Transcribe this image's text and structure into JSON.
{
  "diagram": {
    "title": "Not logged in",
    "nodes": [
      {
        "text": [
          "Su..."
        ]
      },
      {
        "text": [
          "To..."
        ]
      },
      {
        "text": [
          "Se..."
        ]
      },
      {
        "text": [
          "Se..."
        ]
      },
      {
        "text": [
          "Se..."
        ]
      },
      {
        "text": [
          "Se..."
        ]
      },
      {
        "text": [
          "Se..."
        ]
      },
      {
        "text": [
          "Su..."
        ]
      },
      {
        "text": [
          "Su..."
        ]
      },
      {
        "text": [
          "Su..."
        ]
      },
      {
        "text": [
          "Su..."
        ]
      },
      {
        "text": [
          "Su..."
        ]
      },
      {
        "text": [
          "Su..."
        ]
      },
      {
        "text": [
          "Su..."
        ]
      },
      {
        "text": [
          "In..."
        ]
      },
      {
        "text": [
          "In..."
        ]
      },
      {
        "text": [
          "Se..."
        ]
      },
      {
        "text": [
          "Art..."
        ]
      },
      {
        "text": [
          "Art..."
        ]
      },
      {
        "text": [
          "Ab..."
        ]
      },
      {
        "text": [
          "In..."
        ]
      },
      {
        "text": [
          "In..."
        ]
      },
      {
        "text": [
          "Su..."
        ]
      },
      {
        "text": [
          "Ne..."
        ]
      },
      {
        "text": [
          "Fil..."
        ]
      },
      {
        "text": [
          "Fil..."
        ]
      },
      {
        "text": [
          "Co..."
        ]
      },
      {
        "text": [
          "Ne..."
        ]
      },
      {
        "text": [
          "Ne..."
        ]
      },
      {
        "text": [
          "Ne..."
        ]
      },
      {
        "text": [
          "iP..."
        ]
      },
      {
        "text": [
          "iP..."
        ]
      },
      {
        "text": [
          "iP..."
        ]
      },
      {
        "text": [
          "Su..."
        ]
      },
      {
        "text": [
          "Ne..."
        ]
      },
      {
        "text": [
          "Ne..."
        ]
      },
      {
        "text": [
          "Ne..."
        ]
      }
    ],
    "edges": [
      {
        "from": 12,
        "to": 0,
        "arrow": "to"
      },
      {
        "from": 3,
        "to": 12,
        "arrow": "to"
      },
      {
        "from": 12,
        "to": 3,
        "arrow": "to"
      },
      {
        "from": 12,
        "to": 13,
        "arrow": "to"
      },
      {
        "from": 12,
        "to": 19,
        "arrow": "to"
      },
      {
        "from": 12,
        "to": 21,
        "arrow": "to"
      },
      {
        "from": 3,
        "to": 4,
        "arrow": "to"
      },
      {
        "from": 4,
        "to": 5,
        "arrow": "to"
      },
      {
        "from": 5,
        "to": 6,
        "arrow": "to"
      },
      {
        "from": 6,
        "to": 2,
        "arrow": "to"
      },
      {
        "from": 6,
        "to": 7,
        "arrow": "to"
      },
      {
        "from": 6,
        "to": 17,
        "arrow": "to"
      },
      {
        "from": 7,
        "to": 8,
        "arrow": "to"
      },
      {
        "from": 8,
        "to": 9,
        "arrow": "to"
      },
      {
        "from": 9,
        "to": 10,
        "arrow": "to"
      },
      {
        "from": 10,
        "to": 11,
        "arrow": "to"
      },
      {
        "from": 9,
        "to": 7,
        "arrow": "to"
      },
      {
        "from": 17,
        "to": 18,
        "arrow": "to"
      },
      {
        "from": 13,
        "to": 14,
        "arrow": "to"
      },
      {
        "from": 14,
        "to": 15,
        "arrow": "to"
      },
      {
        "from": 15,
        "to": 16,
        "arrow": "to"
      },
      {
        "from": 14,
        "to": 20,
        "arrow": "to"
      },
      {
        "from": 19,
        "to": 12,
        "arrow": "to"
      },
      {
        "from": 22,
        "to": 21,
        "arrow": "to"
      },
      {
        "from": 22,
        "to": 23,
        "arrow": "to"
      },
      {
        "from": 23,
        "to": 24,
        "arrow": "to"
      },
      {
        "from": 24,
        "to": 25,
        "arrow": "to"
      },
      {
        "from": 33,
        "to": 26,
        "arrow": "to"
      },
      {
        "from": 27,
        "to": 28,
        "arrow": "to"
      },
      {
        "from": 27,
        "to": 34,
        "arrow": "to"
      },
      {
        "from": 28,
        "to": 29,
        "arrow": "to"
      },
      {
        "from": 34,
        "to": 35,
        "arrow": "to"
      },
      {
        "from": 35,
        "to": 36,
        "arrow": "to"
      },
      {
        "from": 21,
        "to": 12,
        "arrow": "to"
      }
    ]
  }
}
┄┄┄┄┄┄┄┄┄┄
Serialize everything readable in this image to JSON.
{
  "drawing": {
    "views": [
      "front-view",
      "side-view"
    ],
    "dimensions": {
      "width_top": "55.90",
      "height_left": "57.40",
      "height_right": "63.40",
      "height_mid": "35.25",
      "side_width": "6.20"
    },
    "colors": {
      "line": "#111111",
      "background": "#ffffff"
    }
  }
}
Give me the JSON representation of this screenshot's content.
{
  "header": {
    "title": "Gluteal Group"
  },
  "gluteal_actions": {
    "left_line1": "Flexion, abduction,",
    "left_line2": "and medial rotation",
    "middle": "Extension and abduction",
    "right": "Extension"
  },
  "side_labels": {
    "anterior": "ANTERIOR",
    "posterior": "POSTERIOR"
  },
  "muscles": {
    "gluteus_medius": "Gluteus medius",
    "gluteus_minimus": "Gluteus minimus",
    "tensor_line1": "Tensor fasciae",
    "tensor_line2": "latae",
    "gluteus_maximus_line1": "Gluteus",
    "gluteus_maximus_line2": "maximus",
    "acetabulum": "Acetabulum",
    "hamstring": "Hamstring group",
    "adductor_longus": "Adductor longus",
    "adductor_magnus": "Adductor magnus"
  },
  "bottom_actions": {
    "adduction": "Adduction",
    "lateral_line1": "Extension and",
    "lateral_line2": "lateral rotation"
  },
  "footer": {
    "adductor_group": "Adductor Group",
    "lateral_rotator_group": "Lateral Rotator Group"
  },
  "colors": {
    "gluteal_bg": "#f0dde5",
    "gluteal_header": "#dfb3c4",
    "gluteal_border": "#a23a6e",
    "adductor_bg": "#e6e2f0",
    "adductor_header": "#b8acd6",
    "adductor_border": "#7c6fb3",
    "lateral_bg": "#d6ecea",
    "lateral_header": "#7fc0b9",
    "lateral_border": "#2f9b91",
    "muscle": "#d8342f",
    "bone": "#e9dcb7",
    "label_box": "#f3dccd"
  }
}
┄┄┄┄┄┄┄┄┄┄
[REQUEST]
Using the listing above, gather each line that holds the string "title" and copy it.

[SOLUTION BELOW]
    "title": "Not logged in",
    "title": "Gluteal Group"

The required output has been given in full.